▸ **EXERCISE PROMPT**: Put the stretch of the entries below, from the line containing "cloud-word: cuenta (255, 207, 276, 214)" through the line containing "cloud-word: aplicación (249, 124, 273, 225)", into a JSON list of strings with one string per line and blank lines skipped.

▸ **PROVIDED MATERIAL**:

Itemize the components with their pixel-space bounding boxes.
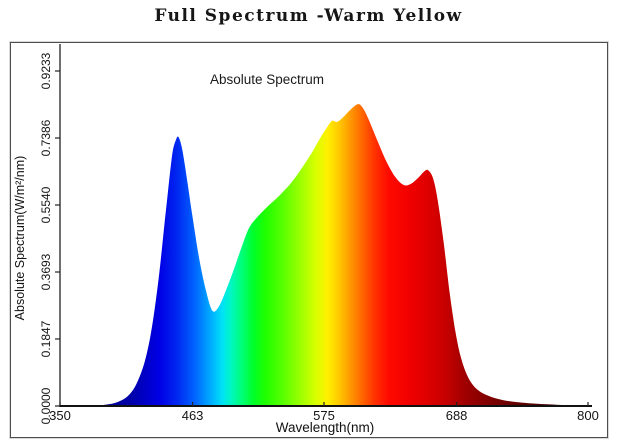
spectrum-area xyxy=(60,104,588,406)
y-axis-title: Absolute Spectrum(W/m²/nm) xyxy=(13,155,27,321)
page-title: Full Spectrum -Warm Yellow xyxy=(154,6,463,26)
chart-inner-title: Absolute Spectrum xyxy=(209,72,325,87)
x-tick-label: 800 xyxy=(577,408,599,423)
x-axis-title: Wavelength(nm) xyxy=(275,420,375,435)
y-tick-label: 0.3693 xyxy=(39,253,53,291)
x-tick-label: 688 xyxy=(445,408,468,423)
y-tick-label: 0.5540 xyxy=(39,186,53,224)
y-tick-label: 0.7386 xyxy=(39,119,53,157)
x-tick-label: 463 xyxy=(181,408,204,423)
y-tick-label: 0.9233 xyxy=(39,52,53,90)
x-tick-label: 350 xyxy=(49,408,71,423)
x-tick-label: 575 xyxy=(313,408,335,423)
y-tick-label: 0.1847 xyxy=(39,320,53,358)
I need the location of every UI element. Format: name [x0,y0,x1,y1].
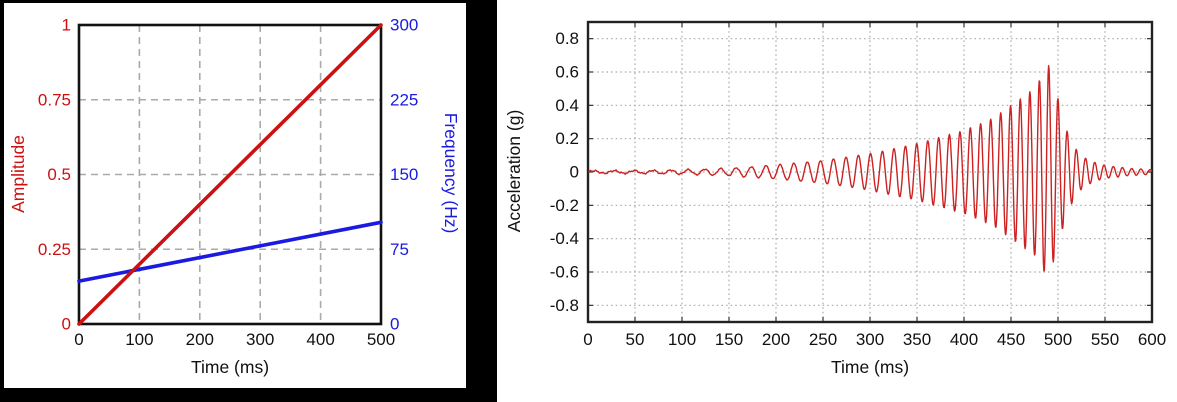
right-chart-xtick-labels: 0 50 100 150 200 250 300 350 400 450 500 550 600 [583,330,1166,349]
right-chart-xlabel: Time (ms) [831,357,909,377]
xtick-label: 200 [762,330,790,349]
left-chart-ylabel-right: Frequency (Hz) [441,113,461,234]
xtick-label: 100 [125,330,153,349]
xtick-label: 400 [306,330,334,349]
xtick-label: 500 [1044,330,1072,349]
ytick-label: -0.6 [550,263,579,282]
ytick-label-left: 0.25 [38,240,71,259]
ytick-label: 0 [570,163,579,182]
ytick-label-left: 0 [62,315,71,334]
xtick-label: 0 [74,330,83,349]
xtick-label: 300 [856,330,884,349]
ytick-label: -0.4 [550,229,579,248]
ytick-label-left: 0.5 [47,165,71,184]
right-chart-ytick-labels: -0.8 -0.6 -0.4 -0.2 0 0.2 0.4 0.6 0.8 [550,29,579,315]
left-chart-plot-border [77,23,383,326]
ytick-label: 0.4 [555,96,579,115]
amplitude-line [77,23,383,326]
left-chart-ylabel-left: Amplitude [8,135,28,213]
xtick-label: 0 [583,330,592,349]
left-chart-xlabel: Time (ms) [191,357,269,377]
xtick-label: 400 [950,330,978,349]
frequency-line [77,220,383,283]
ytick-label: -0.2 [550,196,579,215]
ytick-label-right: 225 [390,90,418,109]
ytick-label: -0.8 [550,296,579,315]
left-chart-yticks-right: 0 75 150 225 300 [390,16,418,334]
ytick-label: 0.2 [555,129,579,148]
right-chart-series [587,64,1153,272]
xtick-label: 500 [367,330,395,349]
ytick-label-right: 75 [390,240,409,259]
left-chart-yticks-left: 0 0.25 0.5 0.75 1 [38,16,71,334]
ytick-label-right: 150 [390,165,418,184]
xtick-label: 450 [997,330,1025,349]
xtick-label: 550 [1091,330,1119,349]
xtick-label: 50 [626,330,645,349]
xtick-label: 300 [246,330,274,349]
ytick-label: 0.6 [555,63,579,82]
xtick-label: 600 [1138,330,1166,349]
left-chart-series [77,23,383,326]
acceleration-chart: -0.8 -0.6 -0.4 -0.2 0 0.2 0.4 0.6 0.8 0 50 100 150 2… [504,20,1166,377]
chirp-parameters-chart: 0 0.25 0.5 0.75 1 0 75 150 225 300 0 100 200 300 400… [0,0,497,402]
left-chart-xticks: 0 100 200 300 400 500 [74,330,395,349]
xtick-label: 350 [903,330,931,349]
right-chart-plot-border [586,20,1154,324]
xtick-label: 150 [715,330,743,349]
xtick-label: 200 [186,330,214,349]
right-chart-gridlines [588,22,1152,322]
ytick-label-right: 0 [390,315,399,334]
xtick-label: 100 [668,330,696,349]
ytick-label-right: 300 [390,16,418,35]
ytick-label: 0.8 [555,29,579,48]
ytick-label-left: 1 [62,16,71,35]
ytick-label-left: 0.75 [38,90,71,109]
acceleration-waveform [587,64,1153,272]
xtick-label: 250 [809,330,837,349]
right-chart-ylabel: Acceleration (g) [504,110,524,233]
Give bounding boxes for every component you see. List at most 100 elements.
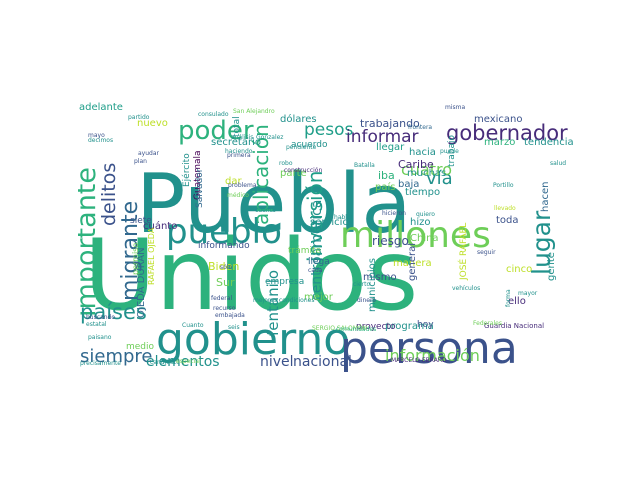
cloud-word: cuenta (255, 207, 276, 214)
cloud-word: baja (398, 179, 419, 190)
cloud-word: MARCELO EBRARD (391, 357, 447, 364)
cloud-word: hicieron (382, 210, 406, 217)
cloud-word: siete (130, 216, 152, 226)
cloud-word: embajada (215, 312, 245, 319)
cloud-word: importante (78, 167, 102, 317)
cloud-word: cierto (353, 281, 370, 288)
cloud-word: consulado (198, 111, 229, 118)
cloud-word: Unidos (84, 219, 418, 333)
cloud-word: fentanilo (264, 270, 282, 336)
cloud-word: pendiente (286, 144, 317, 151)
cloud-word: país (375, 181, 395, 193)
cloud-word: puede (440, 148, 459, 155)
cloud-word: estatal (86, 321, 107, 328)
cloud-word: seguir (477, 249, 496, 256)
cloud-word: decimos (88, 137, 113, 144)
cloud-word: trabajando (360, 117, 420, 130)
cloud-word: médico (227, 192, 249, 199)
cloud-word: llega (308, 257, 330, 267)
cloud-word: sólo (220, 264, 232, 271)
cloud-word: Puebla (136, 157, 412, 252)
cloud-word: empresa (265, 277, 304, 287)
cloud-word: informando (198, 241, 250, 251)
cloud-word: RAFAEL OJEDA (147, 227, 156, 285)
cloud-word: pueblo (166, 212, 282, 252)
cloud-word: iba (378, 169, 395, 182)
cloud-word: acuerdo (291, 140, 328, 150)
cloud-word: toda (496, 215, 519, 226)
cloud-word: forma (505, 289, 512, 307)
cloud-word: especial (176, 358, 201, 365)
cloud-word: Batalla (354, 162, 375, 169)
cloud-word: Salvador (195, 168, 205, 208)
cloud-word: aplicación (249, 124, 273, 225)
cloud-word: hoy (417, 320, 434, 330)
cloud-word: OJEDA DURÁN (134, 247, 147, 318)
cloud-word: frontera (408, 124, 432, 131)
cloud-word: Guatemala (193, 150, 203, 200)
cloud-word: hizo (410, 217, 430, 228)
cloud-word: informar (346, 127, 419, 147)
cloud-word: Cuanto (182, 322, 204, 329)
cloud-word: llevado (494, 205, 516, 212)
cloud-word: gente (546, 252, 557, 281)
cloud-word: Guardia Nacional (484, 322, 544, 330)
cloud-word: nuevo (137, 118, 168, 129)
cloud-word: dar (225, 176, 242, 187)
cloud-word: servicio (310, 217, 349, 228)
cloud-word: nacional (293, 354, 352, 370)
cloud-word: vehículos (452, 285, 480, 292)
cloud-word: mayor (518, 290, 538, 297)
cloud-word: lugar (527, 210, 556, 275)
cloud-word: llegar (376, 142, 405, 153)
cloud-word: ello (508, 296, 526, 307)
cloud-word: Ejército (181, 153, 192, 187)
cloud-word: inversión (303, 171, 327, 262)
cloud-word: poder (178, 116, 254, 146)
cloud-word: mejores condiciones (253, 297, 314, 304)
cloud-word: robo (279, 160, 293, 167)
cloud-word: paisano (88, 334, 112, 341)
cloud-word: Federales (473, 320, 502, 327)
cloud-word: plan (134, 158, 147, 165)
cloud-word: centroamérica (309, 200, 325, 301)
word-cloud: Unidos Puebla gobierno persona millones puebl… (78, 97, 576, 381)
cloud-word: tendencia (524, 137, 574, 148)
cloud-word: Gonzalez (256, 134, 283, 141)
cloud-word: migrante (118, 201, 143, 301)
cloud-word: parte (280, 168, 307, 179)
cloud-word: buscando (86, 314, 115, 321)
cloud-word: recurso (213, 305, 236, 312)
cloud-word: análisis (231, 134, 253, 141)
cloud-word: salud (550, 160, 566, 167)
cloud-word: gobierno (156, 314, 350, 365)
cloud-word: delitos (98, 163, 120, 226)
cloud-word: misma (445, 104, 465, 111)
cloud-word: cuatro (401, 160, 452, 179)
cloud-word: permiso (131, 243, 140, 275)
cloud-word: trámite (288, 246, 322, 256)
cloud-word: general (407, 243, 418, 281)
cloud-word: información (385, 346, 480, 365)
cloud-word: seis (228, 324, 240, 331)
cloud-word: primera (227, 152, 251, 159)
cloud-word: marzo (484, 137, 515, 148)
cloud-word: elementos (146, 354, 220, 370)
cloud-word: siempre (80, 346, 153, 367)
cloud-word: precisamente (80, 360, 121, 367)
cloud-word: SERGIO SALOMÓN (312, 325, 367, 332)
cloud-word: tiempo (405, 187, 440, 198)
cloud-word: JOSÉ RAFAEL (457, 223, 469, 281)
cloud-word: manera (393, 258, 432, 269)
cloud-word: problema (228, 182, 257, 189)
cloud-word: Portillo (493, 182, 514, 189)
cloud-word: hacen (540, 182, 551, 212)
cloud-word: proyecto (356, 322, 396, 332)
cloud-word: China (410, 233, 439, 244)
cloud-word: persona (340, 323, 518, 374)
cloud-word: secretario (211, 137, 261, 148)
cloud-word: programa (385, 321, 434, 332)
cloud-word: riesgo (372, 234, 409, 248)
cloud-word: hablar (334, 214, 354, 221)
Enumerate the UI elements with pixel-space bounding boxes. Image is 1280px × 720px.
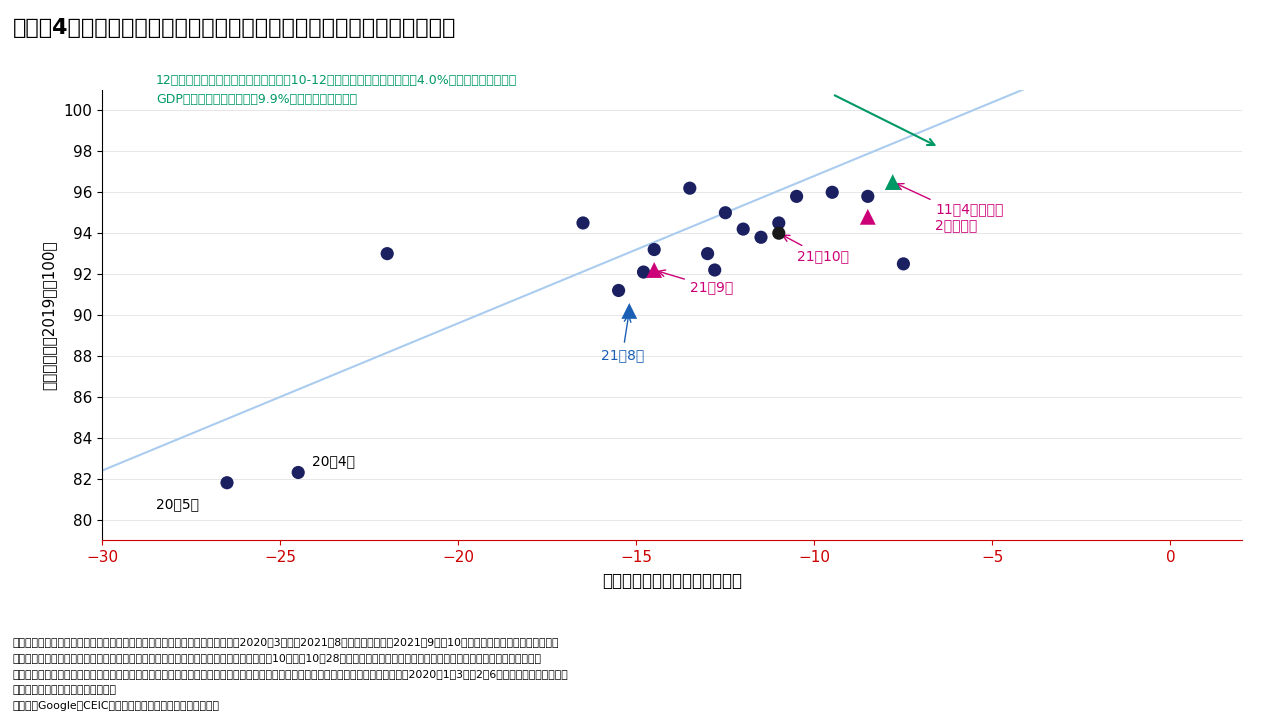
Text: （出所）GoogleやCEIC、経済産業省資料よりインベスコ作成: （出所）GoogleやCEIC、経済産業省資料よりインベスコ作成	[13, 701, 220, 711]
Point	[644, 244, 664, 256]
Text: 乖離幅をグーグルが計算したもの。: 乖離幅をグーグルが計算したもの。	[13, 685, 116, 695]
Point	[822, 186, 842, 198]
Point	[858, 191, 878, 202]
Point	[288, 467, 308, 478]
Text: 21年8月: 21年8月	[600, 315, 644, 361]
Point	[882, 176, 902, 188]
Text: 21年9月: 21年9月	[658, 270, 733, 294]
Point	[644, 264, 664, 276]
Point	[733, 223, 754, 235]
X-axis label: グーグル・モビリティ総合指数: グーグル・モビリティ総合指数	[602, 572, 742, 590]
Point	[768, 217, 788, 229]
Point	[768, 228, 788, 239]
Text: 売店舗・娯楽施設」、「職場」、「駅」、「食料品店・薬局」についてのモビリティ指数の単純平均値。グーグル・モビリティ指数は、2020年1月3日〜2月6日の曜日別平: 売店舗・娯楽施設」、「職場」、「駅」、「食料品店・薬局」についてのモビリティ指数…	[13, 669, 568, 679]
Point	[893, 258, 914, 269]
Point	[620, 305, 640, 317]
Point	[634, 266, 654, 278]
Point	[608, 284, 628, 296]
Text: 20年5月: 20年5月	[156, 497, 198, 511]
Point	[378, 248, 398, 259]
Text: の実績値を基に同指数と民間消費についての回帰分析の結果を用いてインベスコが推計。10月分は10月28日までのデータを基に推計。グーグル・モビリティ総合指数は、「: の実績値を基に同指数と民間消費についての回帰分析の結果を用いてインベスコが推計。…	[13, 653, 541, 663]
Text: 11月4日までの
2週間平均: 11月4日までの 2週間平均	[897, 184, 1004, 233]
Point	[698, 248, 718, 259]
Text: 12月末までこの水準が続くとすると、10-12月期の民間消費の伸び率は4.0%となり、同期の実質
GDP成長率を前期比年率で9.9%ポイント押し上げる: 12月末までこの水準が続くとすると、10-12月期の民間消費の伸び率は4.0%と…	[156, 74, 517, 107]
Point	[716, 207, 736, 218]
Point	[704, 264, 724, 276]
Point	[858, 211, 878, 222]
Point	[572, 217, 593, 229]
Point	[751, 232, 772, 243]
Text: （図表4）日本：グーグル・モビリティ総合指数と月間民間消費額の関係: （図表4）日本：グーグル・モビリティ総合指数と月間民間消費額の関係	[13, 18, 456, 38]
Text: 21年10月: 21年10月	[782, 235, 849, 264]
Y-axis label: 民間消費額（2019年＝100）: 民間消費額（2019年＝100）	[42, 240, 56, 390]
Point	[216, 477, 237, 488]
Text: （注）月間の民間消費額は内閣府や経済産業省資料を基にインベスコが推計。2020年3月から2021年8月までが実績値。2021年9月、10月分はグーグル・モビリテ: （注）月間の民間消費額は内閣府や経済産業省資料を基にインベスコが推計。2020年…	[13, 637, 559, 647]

▸ **EXERCISE OUTPUT**:
[
  "cloud-word: cuenta (255, 207, 276, 214)",
  "cloud-word: baja (398, 179, 419, 190)",
  "cloud-word: MARCELO EBRARD (391, 357, 447, 364)",
  "cloud-word: hicieron (382, 210, 406, 217)",
  "cloud-word: siete (130, 216, 152, 226)",
  "cloud-word: embajada (215, 312, 245, 319)",
  "cloud-word: importante (78, 167, 102, 317)",
  "cloud-word: cierto (353, 281, 370, 288)",
  "cloud-word: consulado (198, 111, 229, 118)",
  "cloud-word: Unidos (84, 219, 418, 333)",
  "cloud-word: fentanilo (264, 270, 282, 336)",
  "cloud-word: pendiente (286, 144, 317, 151)",
  "cloud-word: país (375, 181, 395, 193)",
  "cloud-word: puede (440, 148, 459, 155)",
  "cloud-word: estatal (86, 321, 107, 328)",
  "cloud-word: seguir (477, 249, 496, 256)",
  "cloud-word: decimos (88, 137, 113, 144)",
  "cloud-word: trabajando (360, 117, 420, 130)",
  "cloud-word: médico (227, 192, 249, 199)",
  "cloud-word: llega (308, 257, 330, 267)",
  "cloud-word: sólo (220, 264, 232, 271)",
  "cloud-word: Puebla (136, 157, 412, 252)",
  "cloud-word: empresa (265, 277, 304, 287)",
  "cloud-word: informando (198, 241, 250, 251)",
  "cloud-word: RAFAEL OJEDA (147, 227, 156, 285)",
  "cloud-word: pueblo (166, 212, 282, 252)",
  "cloud-word: iba (378, 169, 395, 182)",
  "cloud-word: acuerdo (291, 140, 328, 150)",
  "cloud-word: toda (496, 215, 519, 226)",
  "cloud-word: forma (505, 289, 512, 307)",
  "cloud-word: especial (176, 358, 201, 365)",
  "cloud-word: Batalla (354, 162, 375, 169)",
  "cloud-word: Salvador (195, 168, 205, 208)",
  "cloud-word: aplicación (249, 124, 273, 225)"
]